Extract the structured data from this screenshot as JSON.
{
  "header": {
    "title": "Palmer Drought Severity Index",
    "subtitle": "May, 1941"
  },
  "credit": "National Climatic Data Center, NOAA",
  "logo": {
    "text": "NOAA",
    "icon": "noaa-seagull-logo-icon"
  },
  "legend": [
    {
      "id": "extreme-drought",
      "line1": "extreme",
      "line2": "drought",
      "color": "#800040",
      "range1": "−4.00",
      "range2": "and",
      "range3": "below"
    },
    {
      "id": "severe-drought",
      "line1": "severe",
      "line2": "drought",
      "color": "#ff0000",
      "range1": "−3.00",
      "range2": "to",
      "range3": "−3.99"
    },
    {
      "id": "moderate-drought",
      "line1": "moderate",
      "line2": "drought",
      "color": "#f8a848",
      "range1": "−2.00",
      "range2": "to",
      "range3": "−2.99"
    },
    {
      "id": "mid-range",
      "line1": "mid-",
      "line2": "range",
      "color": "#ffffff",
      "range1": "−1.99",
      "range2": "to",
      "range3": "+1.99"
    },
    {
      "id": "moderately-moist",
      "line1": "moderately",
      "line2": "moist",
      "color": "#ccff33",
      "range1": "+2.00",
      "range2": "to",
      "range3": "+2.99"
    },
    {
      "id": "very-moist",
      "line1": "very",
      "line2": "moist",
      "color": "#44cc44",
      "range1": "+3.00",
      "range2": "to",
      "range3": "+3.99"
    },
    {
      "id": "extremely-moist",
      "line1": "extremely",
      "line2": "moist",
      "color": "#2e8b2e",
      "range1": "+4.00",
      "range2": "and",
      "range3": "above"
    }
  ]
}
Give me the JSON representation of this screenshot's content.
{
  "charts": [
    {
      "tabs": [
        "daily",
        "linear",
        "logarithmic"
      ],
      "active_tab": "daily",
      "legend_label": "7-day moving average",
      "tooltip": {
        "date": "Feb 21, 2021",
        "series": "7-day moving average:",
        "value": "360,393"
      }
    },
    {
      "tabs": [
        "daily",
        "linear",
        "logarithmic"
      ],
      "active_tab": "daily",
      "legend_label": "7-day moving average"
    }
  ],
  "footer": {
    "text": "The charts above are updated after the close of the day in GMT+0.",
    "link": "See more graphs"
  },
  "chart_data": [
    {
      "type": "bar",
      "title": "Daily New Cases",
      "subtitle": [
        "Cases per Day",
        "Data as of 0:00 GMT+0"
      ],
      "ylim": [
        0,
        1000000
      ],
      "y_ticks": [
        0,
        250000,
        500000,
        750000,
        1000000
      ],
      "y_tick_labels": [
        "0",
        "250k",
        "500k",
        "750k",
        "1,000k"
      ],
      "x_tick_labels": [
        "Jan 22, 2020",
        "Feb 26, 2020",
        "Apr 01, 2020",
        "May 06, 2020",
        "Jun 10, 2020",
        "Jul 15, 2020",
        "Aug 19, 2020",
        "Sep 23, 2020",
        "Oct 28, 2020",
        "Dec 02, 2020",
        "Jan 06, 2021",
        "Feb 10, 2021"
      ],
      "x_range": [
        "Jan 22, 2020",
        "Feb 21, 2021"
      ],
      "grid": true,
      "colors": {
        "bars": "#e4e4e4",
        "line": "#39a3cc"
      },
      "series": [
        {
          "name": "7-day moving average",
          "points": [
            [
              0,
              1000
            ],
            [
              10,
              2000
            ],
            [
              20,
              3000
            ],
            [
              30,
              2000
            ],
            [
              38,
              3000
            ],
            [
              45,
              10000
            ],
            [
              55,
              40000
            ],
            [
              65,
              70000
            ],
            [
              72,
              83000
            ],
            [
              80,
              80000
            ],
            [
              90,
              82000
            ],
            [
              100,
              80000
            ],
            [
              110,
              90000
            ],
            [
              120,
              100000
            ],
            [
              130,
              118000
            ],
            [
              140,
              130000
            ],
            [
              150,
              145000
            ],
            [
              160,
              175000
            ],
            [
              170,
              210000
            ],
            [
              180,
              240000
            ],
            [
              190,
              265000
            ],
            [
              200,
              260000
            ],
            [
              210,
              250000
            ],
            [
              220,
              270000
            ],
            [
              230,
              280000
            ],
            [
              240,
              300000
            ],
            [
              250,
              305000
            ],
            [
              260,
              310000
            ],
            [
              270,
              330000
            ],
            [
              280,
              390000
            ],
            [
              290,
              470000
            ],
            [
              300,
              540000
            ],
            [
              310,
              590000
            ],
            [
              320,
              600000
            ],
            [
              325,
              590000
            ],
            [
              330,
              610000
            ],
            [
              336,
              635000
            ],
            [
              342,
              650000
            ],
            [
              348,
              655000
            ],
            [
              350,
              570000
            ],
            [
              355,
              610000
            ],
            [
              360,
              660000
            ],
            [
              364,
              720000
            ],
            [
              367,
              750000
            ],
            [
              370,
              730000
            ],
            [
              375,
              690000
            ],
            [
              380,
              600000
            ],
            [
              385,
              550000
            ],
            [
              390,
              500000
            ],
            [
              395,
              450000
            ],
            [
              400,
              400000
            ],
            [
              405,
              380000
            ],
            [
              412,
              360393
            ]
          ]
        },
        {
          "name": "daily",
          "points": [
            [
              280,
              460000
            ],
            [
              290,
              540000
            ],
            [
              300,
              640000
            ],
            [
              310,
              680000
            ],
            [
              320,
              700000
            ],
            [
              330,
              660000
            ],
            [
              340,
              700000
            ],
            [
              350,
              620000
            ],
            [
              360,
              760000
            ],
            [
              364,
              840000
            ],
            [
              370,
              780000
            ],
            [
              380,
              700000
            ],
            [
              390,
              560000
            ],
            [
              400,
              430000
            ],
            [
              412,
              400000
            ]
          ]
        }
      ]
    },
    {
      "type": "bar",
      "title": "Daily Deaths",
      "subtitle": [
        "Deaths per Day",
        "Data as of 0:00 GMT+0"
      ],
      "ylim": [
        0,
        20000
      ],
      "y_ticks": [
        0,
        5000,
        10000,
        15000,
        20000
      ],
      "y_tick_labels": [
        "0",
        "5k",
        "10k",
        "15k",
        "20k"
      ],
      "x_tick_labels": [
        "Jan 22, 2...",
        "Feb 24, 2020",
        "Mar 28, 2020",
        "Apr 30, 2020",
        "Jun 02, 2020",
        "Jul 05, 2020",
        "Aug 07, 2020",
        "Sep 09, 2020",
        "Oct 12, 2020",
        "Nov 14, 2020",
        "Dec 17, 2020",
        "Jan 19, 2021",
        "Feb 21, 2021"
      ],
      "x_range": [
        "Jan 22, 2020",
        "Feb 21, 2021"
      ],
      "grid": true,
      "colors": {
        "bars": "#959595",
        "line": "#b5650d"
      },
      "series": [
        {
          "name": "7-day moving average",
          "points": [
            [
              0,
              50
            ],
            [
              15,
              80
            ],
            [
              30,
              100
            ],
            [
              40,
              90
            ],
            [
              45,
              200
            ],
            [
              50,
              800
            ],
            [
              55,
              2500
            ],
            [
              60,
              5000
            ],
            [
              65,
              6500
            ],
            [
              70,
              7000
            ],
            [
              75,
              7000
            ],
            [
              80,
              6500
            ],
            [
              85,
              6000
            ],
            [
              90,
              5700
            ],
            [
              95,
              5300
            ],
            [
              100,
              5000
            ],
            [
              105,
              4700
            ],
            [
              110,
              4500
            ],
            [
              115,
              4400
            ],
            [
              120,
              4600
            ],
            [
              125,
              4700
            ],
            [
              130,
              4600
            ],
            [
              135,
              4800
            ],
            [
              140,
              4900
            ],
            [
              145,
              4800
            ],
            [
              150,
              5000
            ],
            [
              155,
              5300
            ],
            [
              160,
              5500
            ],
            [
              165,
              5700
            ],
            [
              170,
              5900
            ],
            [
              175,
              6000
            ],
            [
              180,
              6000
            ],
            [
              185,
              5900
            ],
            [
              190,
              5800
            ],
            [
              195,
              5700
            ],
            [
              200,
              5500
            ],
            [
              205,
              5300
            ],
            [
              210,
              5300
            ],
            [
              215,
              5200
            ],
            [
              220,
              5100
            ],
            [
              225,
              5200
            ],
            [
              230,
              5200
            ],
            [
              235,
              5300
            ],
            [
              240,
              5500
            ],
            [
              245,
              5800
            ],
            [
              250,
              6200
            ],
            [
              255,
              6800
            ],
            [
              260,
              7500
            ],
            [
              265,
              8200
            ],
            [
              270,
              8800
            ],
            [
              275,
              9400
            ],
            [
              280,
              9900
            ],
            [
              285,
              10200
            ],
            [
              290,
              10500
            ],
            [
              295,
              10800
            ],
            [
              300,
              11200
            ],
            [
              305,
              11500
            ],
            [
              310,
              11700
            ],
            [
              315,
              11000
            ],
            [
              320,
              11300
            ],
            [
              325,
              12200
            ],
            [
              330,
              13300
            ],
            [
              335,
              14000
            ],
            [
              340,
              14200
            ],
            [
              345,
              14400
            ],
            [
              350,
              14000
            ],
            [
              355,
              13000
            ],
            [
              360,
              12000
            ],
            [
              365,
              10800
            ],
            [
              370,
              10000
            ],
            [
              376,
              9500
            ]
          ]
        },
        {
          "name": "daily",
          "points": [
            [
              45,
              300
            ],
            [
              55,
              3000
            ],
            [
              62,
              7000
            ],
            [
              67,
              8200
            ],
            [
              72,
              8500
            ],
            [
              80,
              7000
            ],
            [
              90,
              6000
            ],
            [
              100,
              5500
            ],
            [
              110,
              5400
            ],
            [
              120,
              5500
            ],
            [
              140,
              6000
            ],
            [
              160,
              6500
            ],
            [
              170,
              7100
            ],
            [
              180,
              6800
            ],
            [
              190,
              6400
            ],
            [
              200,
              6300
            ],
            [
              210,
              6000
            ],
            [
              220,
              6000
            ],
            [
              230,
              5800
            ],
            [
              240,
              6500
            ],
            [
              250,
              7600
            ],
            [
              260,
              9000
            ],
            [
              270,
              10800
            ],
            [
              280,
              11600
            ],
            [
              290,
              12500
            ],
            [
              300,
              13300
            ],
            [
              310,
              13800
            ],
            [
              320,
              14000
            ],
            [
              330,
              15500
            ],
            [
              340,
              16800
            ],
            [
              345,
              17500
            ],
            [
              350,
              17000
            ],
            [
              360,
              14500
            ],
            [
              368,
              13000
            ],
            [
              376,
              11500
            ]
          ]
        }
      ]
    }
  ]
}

= WORK TO COMPLETE =
Take every line containing the word "charts" and copy it.

= THE SOLUTION =
  "charts": [
    "text": "The charts above are updated after the close of the day in GMT+0.",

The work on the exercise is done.